**What is needed:** Images excluded, repeat each entry below exactly.

**Material shown:**
● ● ● ●

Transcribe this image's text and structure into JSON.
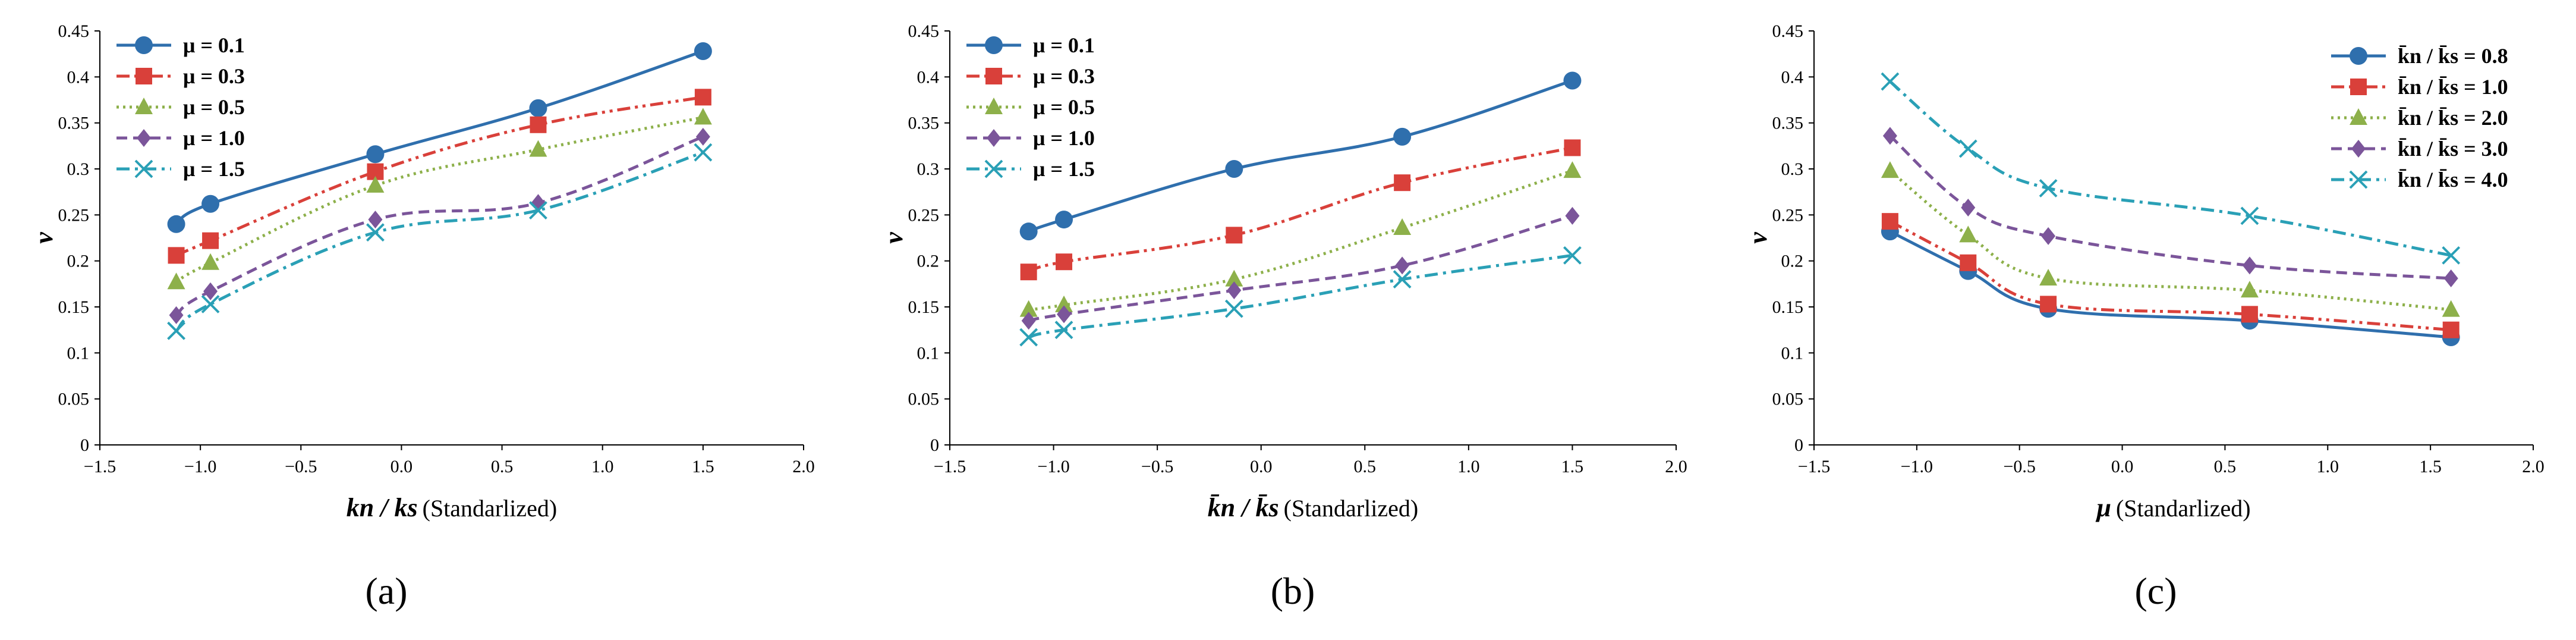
{
  "chart_data": [
    {
      "type": "line",
      "panel_label": "(a)",
      "xlabel_main": "kn / ks",
      "xlabel_note": "(Standarlized)",
      "ylabel": "ν",
      "xlim": [
        -1.5,
        2.0
      ],
      "ylim": [
        0,
        0.45
      ],
      "xticks": [
        -1.5,
        -1.0,
        -0.5,
        0.0,
        0.5,
        1.0,
        1.5,
        2.0
      ],
      "xtick_labels": [
        "−1.5",
        "−1.0",
        "−0.5",
        "0.0",
        "0.5",
        "1.0",
        "1.5",
        "2.0"
      ],
      "yticks": [
        0,
        0.05,
        0.1,
        0.15,
        0.2,
        0.25,
        0.3,
        0.35,
        0.4,
        0.45
      ],
      "ytick_labels": [
        "0",
        "0.05",
        "0.1",
        "0.15",
        "0.2",
        "0.25",
        "0.3",
        "0.35",
        "0.4",
        "0.45"
      ],
      "legend_position": "top-left",
      "series": [
        {
          "name": "μ = 0.1",
          "color": "#2f6fad",
          "dash": "solid",
          "marker": "circle",
          "x": [
            -1.12,
            -0.95,
            -0.13,
            0.68,
            1.5
          ],
          "y": [
            0.24,
            0.262,
            0.316,
            0.366,
            0.428
          ]
        },
        {
          "name": "μ = 0.3",
          "color": "#d9403a",
          "dash": "dashdotdot",
          "marker": "square",
          "x": [
            -1.12,
            -0.95,
            -0.13,
            0.68,
            1.5
          ],
          "y": [
            0.206,
            0.222,
            0.297,
            0.348,
            0.378
          ]
        },
        {
          "name": "μ = 0.5",
          "color": "#8db04a",
          "dash": "dotted",
          "marker": "triangle",
          "x": [
            -1.12,
            -0.95,
            -0.13,
            0.68,
            1.5
          ],
          "y": [
            0.177,
            0.198,
            0.282,
            0.321,
            0.356
          ]
        },
        {
          "name": "μ = 1.0",
          "color": "#7b559a",
          "dash": "dashed",
          "marker": "diamond",
          "x": [
            -1.12,
            -0.95,
            -0.13,
            0.68,
            1.5
          ],
          "y": [
            0.141,
            0.167,
            0.245,
            0.263,
            0.335
          ]
        },
        {
          "name": "μ = 1.5",
          "color": "#2aa0b6",
          "dash": "dashdot",
          "marker": "x",
          "x": [
            -1.12,
            -0.95,
            -0.13,
            0.68,
            1.5
          ],
          "y": [
            0.124,
            0.153,
            0.231,
            0.255,
            0.318
          ]
        }
      ]
    },
    {
      "type": "line",
      "panel_label": "(b)",
      "xlabel_main": "k̄n / k̄s",
      "xlabel_note": "(Standarlized)",
      "ylabel": "ν",
      "xlim": [
        -1.5,
        2.0
      ],
      "ylim": [
        0,
        0.45
      ],
      "xticks": [
        -1.5,
        -1.0,
        -0.5,
        0.0,
        0.5,
        1.0,
        1.5,
        2.0
      ],
      "xtick_labels": [
        "−1.5",
        "−1.0",
        "−0.5",
        "0.0",
        "0.5",
        "1.0",
        "1.5",
        "2.0"
      ],
      "yticks": [
        0,
        0.05,
        0.1,
        0.15,
        0.2,
        0.25,
        0.3,
        0.35,
        0.4,
        0.45
      ],
      "ytick_labels": [
        "0",
        "0.05",
        "0.1",
        "0.15",
        "0.2",
        "0.25",
        "0.3",
        "0.35",
        "0.4",
        "0.45"
      ],
      "legend_position": "top-left",
      "series": [
        {
          "name": "μ = 0.1",
          "color": "#2f6fad",
          "dash": "solid",
          "marker": "circle",
          "x": [
            -1.12,
            -0.95,
            -0.13,
            0.68,
            1.5
          ],
          "y": [
            0.232,
            0.245,
            0.3,
            0.335,
            0.396
          ]
        },
        {
          "name": "μ = 0.3",
          "color": "#d9403a",
          "dash": "dashdotdot",
          "marker": "square",
          "x": [
            -1.12,
            -0.95,
            -0.13,
            0.68,
            1.5
          ],
          "y": [
            0.188,
            0.199,
            0.228,
            0.285,
            0.323
          ]
        },
        {
          "name": "μ = 0.5",
          "color": "#8db04a",
          "dash": "dotted",
          "marker": "triangle",
          "x": [
            -1.12,
            -0.95,
            -0.13,
            0.68,
            1.5
          ],
          "y": [
            0.147,
            0.152,
            0.18,
            0.236,
            0.298
          ]
        },
        {
          "name": "μ = 1.0",
          "color": "#7b559a",
          "dash": "dashed",
          "marker": "diamond",
          "x": [
            -1.12,
            -0.95,
            -0.13,
            0.68,
            1.5
          ],
          "y": [
            0.135,
            0.142,
            0.168,
            0.195,
            0.249
          ]
        },
        {
          "name": "μ = 1.5",
          "color": "#2aa0b6",
          "dash": "dashdot",
          "marker": "x",
          "x": [
            -1.12,
            -0.95,
            -0.13,
            0.68,
            1.5
          ],
          "y": [
            0.117,
            0.125,
            0.148,
            0.18,
            0.206
          ]
        }
      ]
    },
    {
      "type": "line",
      "panel_label": "(c)",
      "xlabel_main": "μ",
      "xlabel_note": "(Standarlized)",
      "ylabel": "ν",
      "xlim": [
        -1.5,
        2.0
      ],
      "ylim": [
        0,
        0.45
      ],
      "xticks": [
        -1.5,
        -1.0,
        -0.5,
        0.0,
        0.5,
        1.0,
        1.5,
        2.0
      ],
      "xtick_labels": [
        "−1.5",
        "−1.0",
        "−0.5",
        "0.0",
        "0.5",
        "1.0",
        "1.5",
        "2.0"
      ],
      "yticks": [
        0,
        0.05,
        0.1,
        0.15,
        0.2,
        0.25,
        0.3,
        0.35,
        0.4,
        0.45
      ],
      "ytick_labels": [
        "0",
        "0.05",
        "0.1",
        "0.15",
        "0.2",
        "0.25",
        "0.3",
        "0.35",
        "0.4",
        "0.45"
      ],
      "legend_position": "top-right",
      "series": [
        {
          "name": "k̄n / k̄s = 0.8",
          "color": "#2f6fad",
          "dash": "solid",
          "marker": "circle",
          "x": [
            -1.13,
            -0.75,
            -0.36,
            0.62,
            1.6
          ],
          "y": [
            0.232,
            0.189,
            0.148,
            0.135,
            0.117
          ]
        },
        {
          "name": "k̄n / k̄s = 1.0",
          "color": "#d9403a",
          "dash": "dashdotdot",
          "marker": "square",
          "x": [
            -1.13,
            -0.75,
            -0.36,
            0.62,
            1.6
          ],
          "y": [
            0.243,
            0.198,
            0.153,
            0.142,
            0.125
          ]
        },
        {
          "name": "k̄n / k̄s = 2.0",
          "color": "#8db04a",
          "dash": "dotted",
          "marker": "triangle",
          "x": [
            -1.13,
            -0.75,
            -0.36,
            0.62,
            1.6
          ],
          "y": [
            0.298,
            0.228,
            0.181,
            0.168,
            0.147
          ]
        },
        {
          "name": "k̄n / k̄s = 3.0",
          "color": "#7b559a",
          "dash": "dashed",
          "marker": "diamond",
          "x": [
            -1.13,
            -0.75,
            -0.36,
            0.62,
            1.6
          ],
          "y": [
            0.336,
            0.258,
            0.227,
            0.195,
            0.181
          ]
        },
        {
          "name": "k̄n / k̄s = 4.0",
          "color": "#2aa0b6",
          "dash": "dashdot",
          "marker": "x",
          "x": [
            -1.13,
            -0.75,
            -0.36,
            0.62,
            1.6
          ],
          "y": [
            0.395,
            0.322,
            0.279,
            0.249,
            0.206
          ]
        }
      ]
    }
  ]
}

● ● ● ●

**The output:**
Transcribe this image's text and structure into JSON.
{
  "chart_data": [
    {
      "type": "line",
      "panel_label": "(a)",
      "xlabel_main": "kn / ks",
      "xlabel_note": "(Standarlized)",
      "ylabel": "ν",
      "xlim": [
        -1.5,
        2.0
      ],
      "ylim": [
        0,
        0.45
      ],
      "xticks": [
        -1.5,
        -1.0,
        -0.5,
        0.0,
        0.5,
        1.0,
        1.5,
        2.0
      ],
      "xtick_labels": [
        "−1.5",
        "−1.0",
        "−0.5",
        "0.0",
        "0.5",
        "1.0",
        "1.5",
        "2.0"
      ],
      "yticks": [
        0,
        0.05,
        0.1,
        0.15,
        0.2,
        0.25,
        0.3,
        0.35,
        0.4,
        0.45
      ],
      "ytick_labels": [
        "0",
        "0.05",
        "0.1",
        "0.15",
        "0.2",
        "0.25",
        "0.3",
        "0.35",
        "0.4",
        "0.45"
      ],
      "legend_position": "top-left",
      "series": [
        {
          "name": "μ = 0.1",
          "color": "#2f6fad",
          "dash": "solid",
          "marker": "circle",
          "x": [
            -1.12,
            -0.95,
            -0.13,
            0.68,
            1.5
          ],
          "y": [
            0.24,
            0.262,
            0.316,
            0.366,
            0.428
          ]
        },
        {
          "name": "μ = 0.3",
          "color": "#d9403a",
          "dash": "dashdotdot",
          "marker": "square",
          "x": [
            -1.12,
            -0.95,
            -0.13,
            0.68,
            1.5
          ],
          "y": [
            0.206,
            0.222,
            0.297,
            0.348,
            0.378
          ]
        },
        {
          "name": "μ = 0.5",
          "color": "#8db04a",
          "dash": "dotted",
          "marker": "triangle",
          "x": [
            -1.12,
            -0.95,
            -0.13,
            0.68,
            1.5
          ],
          "y": [
            0.177,
            0.198,
            0.282,
            0.321,
            0.356
          ]
        },
        {
          "name": "μ = 1.0",
          "color": "#7b559a",
          "dash": "dashed",
          "marker": "diamond",
          "x": [
            -1.12,
            -0.95,
            -0.13,
            0.68,
            1.5
          ],
          "y": [
            0.141,
            0.167,
            0.245,
            0.263,
            0.335
          ]
        },
        {
          "name": "μ = 1.5",
          "color": "#2aa0b6",
          "dash": "dashdot",
          "marker": "x",
          "x": [
            -1.12,
            -0.95,
            -0.13,
            0.68,
            1.5
          ],
          "y": [
            0.124,
            0.153,
            0.231,
            0.255,
            0.318
          ]
        }
      ]
    },
    {
      "type": "line",
      "panel_label": "(b)",
      "xlabel_main": "k̄n / k̄s",
      "xlabel_note": "(Standarlized)",
      "ylabel": "ν",
      "xlim": [
        -1.5,
        2.0
      ],
      "ylim": [
        0,
        0.45
      ],
      "xticks": [
        -1.5,
        -1.0,
        -0.5,
        0.0,
        0.5,
        1.0,
        1.5,
        2.0
      ],
      "xtick_labels": [
        "−1.5",
        "−1.0",
        "−0.5",
        "0.0",
        "0.5",
        "1.0",
        "1.5",
        "2.0"
      ],
      "yticks": [
        0,
        0.05,
        0.1,
        0.15,
        0.2,
        0.25,
        0.3,
        0.35,
        0.4,
        0.45
      ],
      "ytick_labels": [
        "0",
        "0.05",
        "0.1",
        "0.15",
        "0.2",
        "0.25",
        "0.3",
        "0.35",
        "0.4",
        "0.45"
      ],
      "legend_position": "top-left",
      "series": [
        {
          "name": "μ = 0.1",
          "color": "#2f6fad",
          "dash": "solid",
          "marker": "circle",
          "x": [
            -1.12,
            -0.95,
            -0.13,
            0.68,
            1.5
          ],
          "y": [
            0.232,
            0.245,
            0.3,
            0.335,
            0.396
          ]
        },
        {
          "name": "μ = 0.3",
          "color": "#d9403a",
          "dash": "dashdotdot",
          "marker": "square",
          "x": [
            -1.12,
            -0.95,
            -0.13,
            0.68,
            1.5
          ],
          "y": [
            0.188,
            0.199,
            0.228,
            0.285,
            0.323
          ]
        },
        {
          "name": "μ = 0.5",
          "color": "#8db04a",
          "dash": "dotted",
          "marker": "triangle",
          "x": [
            -1.12,
            -0.95,
            -0.13,
            0.68,
            1.5
          ],
          "y": [
            0.147,
            0.152,
            0.18,
            0.236,
            0.298
          ]
        },
        {
          "name": "μ = 1.0",
          "color": "#7b559a",
          "dash": "dashed",
          "marker": "diamond",
          "x": [
            -1.12,
            -0.95,
            -0.13,
            0.68,
            1.5
          ],
          "y": [
            0.135,
            0.142,
            0.168,
            0.195,
            0.249
          ]
        },
        {
          "name": "μ = 1.5",
          "color": "#2aa0b6",
          "dash": "dashdot",
          "marker": "x",
          "x": [
            -1.12,
            -0.95,
            -0.13,
            0.68,
            1.5
          ],
          "y": [
            0.117,
            0.125,
            0.148,
            0.18,
            0.206
          ]
        }
      ]
    },
    {
      "type": "line",
      "panel_label": "(c)",
      "xlabel_main": "μ",
      "xlabel_note": "(Standarlized)",
      "ylabel": "ν",
      "xlim": [
        -1.5,
        2.0
      ],
      "ylim": [
        0,
        0.45
      ],
      "xticks": [
        -1.5,
        -1.0,
        -0.5,
        0.0,
        0.5,
        1.0,
        1.5,
        2.0
      ],
      "xtick_labels": [
        "−1.5",
        "−1.0",
        "−0.5",
        "0.0",
        "0.5",
        "1.0",
        "1.5",
        "2.0"
      ],
      "yticks": [
        0,
        0.05,
        0.1,
        0.15,
        0.2,
        0.25,
        0.3,
        0.35,
        0.4,
        0.45
      ],
      "ytick_labels": [
        "0",
        "0.05",
        "0.1",
        "0.15",
        "0.2",
        "0.25",
        "0.3",
        "0.35",
        "0.4",
        "0.45"
      ],
      "legend_position": "top-right",
      "series": [
        {
          "name": "k̄n / k̄s = 0.8",
          "color": "#2f6fad",
          "dash": "solid",
          "marker": "circle",
          "x": [
            -1.13,
            -0.75,
            -0.36,
            0.62,
            1.6
          ],
          "y": [
            0.232,
            0.189,
            0.148,
            0.135,
            0.117
          ]
        },
        {
          "name": "k̄n / k̄s = 1.0",
          "color": "#d9403a",
          "dash": "dashdotdot",
          "marker": "square",
          "x": [
            -1.13,
            -0.75,
            -0.36,
            0.62,
            1.6
          ],
          "y": [
            0.243,
            0.198,
            0.153,
            0.142,
            0.125
          ]
        },
        {
          "name": "k̄n / k̄s = 2.0",
          "color": "#8db04a",
          "dash": "dotted",
          "marker": "triangle",
          "x": [
            -1.13,
            -0.75,
            -0.36,
            0.62,
            1.6
          ],
          "y": [
            0.298,
            0.228,
            0.181,
            0.168,
            0.147
          ]
        },
        {
          "name": "k̄n / k̄s = 3.0",
          "color": "#7b559a",
          "dash": "dashed",
          "marker": "diamond",
          "x": [
            -1.13,
            -0.75,
            -0.36,
            0.62,
            1.6
          ],
          "y": [
            0.336,
            0.258,
            0.227,
            0.195,
            0.181
          ]
        },
        {
          "name": "k̄n / k̄s = 4.0",
          "color": "#2aa0b6",
          "dash": "dashdot",
          "marker": "x",
          "x": [
            -1.13,
            -0.75,
            -0.36,
            0.62,
            1.6
          ],
          "y": [
            0.395,
            0.322,
            0.279,
            0.249,
            0.206
          ]
        }
      ]
    }
  ]
}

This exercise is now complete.